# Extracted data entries
■ ■ ■ ■
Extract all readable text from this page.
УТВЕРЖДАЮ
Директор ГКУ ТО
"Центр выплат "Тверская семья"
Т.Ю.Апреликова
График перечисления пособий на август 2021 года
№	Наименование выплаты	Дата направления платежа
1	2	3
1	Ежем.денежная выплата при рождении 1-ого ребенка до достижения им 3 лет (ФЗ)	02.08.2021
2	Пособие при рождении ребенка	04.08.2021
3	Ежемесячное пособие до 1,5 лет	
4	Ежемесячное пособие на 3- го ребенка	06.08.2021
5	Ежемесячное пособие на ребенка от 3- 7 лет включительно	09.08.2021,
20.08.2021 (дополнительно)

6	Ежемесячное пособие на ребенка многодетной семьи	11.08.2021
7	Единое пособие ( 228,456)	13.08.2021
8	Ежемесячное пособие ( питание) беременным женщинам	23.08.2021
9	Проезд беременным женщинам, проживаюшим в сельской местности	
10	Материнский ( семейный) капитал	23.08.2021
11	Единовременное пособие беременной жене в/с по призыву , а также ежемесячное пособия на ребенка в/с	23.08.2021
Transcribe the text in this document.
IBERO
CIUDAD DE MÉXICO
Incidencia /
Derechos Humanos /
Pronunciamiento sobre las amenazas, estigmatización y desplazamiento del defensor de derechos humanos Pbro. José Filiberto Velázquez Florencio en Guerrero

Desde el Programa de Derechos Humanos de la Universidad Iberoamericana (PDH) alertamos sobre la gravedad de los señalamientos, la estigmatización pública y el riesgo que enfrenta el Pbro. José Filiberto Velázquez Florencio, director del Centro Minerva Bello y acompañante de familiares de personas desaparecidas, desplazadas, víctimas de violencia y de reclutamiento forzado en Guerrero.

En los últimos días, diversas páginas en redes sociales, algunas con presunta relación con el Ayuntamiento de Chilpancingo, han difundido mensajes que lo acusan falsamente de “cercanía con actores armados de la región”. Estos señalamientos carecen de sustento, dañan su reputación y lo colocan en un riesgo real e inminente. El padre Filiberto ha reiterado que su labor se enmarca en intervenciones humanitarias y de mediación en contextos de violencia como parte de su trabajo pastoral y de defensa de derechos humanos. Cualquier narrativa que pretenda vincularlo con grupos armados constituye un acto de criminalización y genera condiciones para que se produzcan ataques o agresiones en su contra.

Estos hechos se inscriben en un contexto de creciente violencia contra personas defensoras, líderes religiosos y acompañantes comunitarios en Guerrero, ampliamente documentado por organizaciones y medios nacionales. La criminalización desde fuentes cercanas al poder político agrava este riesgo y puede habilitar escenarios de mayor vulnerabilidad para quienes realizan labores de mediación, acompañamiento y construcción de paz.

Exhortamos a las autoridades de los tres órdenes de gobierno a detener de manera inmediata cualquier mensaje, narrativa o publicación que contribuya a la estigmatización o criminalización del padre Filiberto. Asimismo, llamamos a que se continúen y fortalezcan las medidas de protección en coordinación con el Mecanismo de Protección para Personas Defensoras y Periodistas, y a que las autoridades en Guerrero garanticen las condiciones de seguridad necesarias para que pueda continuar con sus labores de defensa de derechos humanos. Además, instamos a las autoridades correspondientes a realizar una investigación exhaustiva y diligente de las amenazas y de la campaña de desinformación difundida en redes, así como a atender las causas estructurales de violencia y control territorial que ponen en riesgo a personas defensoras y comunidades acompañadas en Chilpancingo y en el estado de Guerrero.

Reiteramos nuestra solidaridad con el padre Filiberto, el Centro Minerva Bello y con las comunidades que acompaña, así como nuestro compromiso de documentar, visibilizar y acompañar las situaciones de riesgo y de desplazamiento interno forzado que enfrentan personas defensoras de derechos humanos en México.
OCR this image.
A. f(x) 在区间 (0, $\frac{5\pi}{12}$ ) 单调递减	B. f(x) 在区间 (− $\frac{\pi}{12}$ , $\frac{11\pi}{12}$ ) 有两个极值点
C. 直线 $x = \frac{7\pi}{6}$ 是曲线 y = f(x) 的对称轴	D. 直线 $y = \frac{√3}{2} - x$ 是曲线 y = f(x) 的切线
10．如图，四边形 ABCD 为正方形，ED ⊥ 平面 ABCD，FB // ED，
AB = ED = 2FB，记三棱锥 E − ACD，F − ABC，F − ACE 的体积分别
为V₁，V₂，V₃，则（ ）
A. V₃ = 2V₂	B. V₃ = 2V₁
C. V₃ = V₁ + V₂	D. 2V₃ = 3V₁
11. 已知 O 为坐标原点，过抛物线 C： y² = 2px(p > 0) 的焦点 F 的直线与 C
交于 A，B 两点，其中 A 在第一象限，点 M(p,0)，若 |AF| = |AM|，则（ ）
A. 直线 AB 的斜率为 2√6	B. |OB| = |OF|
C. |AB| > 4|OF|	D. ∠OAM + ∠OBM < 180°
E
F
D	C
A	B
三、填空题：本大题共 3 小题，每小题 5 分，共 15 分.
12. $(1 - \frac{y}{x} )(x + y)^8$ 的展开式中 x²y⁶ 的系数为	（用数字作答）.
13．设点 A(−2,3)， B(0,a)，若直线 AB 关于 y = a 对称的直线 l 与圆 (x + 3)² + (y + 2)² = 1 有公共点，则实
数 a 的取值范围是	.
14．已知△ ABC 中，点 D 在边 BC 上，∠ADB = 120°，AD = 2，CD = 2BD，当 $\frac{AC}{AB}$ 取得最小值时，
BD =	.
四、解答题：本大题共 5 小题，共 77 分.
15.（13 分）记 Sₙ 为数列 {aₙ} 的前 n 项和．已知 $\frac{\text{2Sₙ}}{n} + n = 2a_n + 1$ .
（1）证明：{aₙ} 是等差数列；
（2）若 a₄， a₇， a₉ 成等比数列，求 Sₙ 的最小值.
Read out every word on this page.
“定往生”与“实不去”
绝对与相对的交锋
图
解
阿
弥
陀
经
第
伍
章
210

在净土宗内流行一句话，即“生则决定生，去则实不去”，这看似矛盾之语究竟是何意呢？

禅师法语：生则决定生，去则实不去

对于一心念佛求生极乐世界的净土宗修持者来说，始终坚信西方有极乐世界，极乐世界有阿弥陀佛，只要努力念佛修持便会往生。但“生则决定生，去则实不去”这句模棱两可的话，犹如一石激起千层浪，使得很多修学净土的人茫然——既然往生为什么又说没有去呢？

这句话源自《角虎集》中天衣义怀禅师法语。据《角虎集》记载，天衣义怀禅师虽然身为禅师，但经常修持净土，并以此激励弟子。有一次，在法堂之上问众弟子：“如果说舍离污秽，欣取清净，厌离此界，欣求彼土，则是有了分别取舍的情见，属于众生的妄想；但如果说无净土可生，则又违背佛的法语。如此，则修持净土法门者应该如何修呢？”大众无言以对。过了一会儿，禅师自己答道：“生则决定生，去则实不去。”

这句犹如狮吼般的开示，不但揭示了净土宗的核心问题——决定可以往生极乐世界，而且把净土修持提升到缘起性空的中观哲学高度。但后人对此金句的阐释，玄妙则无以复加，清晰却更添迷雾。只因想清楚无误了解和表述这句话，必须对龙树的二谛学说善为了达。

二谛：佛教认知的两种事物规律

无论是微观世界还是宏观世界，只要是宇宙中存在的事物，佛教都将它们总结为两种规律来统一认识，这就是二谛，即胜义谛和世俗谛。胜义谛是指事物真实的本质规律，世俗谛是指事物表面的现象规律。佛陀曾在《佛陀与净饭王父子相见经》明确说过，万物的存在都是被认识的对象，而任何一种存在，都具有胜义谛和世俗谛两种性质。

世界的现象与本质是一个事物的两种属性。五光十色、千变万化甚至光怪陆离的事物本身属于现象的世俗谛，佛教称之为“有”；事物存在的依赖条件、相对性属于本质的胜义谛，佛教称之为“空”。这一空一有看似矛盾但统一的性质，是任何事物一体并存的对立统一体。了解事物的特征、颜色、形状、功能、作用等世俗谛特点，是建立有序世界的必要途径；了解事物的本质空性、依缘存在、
■ ■ ■ ■
# Set problem
The line containing "Read out every word on this page." marks the start; retype it and each line after it through the end of the records above, exactly.

# Exercise result
Read out every word on this page.
“定往生”与“实不去”
绝对与相对的交锋
图
解
阿
弥
陀
经
第
伍
章
210

在净土宗内流行一句话，即“生则决定生，去则实不去”，这看似矛盾之语究竟是何意呢？

禅师法语：生则决定生，去则实不去

对于一心念佛求生极乐世界的净土宗修持者来说，始终坚信西方有极乐世界，极乐世界有阿弥陀佛，只要努力念佛修持便会往生。但“生则决定生，去则实不去”这句模棱两可的话，犹如一石激起千层浪，使得很多修学净土的人茫然——既然往生为什么又说没有去呢？

这句话源自《角虎集》中天衣义怀禅师法语。据《角虎集》记载，天衣义怀禅师虽然身为禅师，但经常修持净土，并以此激励弟子。有一次，在法堂之上问众弟子：“如果说舍离污秽，欣取清净，厌离此界，欣求彼土，则是有了分别取舍的情见，属于众生的妄想；但如果说无净土可生，则又违背佛的法语。如此，则修持净土法门者应该如何修呢？”大众无言以对。过了一会儿，禅师自己答道：“生则决定生，去则实不去。”

这句犹如狮吼般的开示，不但揭示了净土宗的核心问题——决定可以往生极乐世界，而且把净土修持提升到缘起性空的中观哲学高度。但后人对此金句的阐释，玄妙则无以复加，清晰却更添迷雾。只因想清楚无误了解和表述这句话，必须对龙树的二谛学说善为了达。

二谛：佛教认知的两种事物规律

无论是微观世界还是宏观世界，只要是宇宙中存在的事物，佛教都将它们总结为两种规律来统一认识，这就是二谛，即胜义谛和世俗谛。胜义谛是指事物真实的本质规律，世俗谛是指事物表面的现象规律。佛陀曾在《佛陀与净饭王父子相见经》明确说过，万物的存在都是被认识的对象，而任何一种存在，都具有胜义谛和世俗谛两种性质。

世界的现象与本质是一个事物的两种属性。五光十色、千变万化甚至光怪陆离的事物本身属于现象的世俗谛，佛教称之为“有”；事物存在的依赖条件、相对性属于本质的胜义谛，佛教称之为“空”。这一空一有看似矛盾但统一的性质，是任何事物一体并存的对立统一体。了解事物的特征、颜色、形状、功能、作用等世俗谛特点，是建立有序世界的必要途径；了解事物的本质空性、依缘存在、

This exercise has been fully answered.